▸ **EXERCISE INSTRUCTIONS**:
Each entry in the listing below should be restated word for word.

-- Start of RECORDS FOR THE TASK --

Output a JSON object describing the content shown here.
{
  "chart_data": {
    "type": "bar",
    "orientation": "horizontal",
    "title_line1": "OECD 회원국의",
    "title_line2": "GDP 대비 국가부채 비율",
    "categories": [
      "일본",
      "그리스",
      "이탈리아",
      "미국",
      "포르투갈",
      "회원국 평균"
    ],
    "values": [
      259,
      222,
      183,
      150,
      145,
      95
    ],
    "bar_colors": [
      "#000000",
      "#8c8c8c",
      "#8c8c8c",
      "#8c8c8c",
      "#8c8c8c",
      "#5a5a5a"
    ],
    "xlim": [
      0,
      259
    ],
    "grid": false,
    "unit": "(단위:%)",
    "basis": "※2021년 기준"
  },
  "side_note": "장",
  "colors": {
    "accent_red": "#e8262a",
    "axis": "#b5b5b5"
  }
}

-- End of RECORDS FOR THE TASK --

▸ **THE REPLY**:
Output a JSON object describing the content shown here.
{
  "chart_data": {
    "type": "bar",
    "orientation": "horizontal",
    "title_line1": "OECD 회원국의",
    "title_line2": "GDP 대비 국가부채 비율",
    "categories": [
      "일본",
      "그리스",
      "이탈리아",
      "미국",
      "포르투갈",
      "회원국 평균"
    ],
    "values": [
      259,
      222,
      183,
      150,
      145,
      95
    ],
    "bar_colors": [
      "#000000",
      "#8c8c8c",
      "#8c8c8c",
      "#8c8c8c",
      "#8c8c8c",
      "#5a5a5a"
    ],
    "xlim": [
      0,
      259
    ],
    "grid": false,
    "unit": "(단위:%)",
    "basis": "※2021년 기준"
  },
  "side_note": "장",
  "colors": {
    "accent_red": "#e8262a",
    "axis": "#b5b5b5"
  }
}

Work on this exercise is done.